CONSIGNE:
Les affirmations suivantes sont-elles conformes au texte sur les vœux du CERT-FR ? Pour chacune, répondez par oui ou par non en citant les mots du texte qui tranchent.
1. En 2014, le CERTA est devenu le CERT-FR.
2. Pour 2015, le CERT-FR prévoit de réduire sa capacité de traitement 24 heures sur 24.
3. D'après le texte, aucun des incidents traités par le CERT-FR n'aurait pu être évité.

TEXTE DE LA PAGE:
↓

1 – Vœux du CERT-FR

En ce début d’année, le CERT-FR présente ses meilleurs vœux à l’ensemble de ses lecteurs et de ses partenaires nationaux et internationaux, des secteurs public et privé.

L’année 2014 aura vu le passage du CERTA au CERT-FR. Ce changement d’acronyme marque une réelle évolution en phase avec celle de l’ANSSI en général et du Centre opérationnel SSI en particulier, dont le CERT-FR constitue le point de contact privilégié dans le monde des CERT nationaux et internationaux.

En développant ses compétences métier et en adoptant une structure matricielle pluridisciplinaire, le CERT-FR se veut aujourd’hui être en mesure de mobiliser l’ensemble des compétences et expertises que l’ANSSI peut mettre en œuvre dans les domaines de l’audit, de la veille en vulnérabilités et codes malveillants, de l’analyse de la menace, de la détection d’incident ainsi que de l’alerte et du traitement des cybermenaces qui peuvent affecter les intérêts vitaux de la Nation. Le CERT-FR poursuivra ses efforts en 2015 afin d’améliorer encore ses capacités de prise en compte et de traitement 24 heures sur 24 et 7 jours sur 7.

2014 aura également vu publiée une profusion sans précédent de rapports et de « révélations » qui ont permis au plus grand nombre de percevoir l’étendue de la cybermenace qui pèse tant sur les entreprises que sur les organisations gouvernementales. Il revient à chaque acteur de la cybersécurité et de la cyberdéfense d’intégrer ces menaces protéiformes pour mettre en œuvre les moyens permettant d’y faire face. Dans ce domaine, le pragmatisme doit demeurer de rigueur. En effet, le CERT-FR est encore trop souvent amené à traiter des incidents qui auraient pu facilement être évités par l’application des mesures les plus élémentaires d’hygiène informatique, telles la tenue à jour des systèmes de leurs correctifs de sécurité, la mise en place d’une politique de gestion des mots de passe, la séparation des usages utilisateurs et administrateurs, la supervision minimale des évènements de sécurité, etc.

↑

Données sur les éléments et les régions
↓

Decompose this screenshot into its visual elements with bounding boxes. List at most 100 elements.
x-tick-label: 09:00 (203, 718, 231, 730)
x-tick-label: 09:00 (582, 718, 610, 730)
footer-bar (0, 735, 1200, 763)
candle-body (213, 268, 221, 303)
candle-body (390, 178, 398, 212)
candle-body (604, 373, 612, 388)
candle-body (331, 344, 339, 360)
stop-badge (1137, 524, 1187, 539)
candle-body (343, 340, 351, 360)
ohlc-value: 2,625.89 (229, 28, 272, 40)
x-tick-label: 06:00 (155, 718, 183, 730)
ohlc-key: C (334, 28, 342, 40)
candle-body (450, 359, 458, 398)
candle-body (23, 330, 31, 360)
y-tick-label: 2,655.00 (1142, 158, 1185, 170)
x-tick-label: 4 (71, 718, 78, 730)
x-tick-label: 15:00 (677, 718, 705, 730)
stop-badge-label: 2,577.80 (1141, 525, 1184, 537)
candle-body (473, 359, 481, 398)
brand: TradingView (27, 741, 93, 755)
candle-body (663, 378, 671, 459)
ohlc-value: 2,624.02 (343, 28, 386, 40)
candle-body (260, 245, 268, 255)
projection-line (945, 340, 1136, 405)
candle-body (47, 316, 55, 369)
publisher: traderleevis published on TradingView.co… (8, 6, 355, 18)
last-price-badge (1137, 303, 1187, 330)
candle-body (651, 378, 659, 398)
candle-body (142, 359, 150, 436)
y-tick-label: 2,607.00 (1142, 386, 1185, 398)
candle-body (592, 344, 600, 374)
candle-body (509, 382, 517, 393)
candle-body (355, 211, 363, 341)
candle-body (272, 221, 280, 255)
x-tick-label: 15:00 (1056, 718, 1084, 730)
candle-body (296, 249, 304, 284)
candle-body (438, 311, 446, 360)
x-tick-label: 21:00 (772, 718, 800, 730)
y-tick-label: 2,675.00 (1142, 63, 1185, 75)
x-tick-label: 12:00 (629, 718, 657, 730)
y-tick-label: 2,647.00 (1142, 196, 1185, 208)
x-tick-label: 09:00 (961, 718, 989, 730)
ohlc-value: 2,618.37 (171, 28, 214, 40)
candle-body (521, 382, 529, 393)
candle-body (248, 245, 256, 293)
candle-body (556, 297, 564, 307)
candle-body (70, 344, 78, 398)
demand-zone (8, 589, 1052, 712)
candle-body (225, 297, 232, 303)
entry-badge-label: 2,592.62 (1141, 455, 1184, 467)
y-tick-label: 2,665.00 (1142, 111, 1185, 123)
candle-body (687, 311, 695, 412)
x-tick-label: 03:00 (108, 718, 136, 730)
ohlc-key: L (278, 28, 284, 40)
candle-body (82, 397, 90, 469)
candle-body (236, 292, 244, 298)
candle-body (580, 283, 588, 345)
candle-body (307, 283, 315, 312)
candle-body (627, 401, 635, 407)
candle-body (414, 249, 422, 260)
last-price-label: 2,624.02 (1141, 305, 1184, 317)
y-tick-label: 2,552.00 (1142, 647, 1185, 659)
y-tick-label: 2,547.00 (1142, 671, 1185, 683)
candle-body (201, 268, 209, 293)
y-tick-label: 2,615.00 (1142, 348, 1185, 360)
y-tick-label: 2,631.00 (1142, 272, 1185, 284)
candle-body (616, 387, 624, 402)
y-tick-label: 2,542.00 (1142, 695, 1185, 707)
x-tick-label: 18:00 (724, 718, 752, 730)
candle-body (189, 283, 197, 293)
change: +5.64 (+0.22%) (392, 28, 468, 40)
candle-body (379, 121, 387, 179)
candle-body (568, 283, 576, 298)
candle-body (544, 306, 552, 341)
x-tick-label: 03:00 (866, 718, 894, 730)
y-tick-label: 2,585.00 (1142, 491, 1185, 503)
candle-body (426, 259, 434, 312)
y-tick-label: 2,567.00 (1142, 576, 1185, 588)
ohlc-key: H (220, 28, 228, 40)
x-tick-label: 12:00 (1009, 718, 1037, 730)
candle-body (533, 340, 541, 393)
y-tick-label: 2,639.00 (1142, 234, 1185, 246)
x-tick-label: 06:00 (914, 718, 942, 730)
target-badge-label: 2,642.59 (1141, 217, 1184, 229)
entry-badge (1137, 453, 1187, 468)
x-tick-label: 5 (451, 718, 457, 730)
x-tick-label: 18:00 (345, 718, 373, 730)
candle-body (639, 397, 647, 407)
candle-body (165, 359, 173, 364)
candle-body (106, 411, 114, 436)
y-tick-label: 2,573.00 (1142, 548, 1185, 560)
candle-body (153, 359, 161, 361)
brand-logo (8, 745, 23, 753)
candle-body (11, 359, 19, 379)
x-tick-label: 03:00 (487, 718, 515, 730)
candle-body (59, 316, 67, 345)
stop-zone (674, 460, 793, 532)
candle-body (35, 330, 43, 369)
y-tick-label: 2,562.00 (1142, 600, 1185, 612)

↑

CORRIGÉ:
1. Oui : « L’année 2014 aura vu le passage du CERTA au CERT-FR. »
2. Non : « Le CERT-FR poursuivra ses efforts en 2015 afin d’améliorer encore ses capacités de prise en compte et de traitement 24 heures sur 24 et 7 jours sur 7. »
3. Non : « le CERT-FR est encore trop souvent amené à traiter des incidents qui auraient pu facilement être évités par l’application des mesures les plus élémentaires d’hygiène informatique »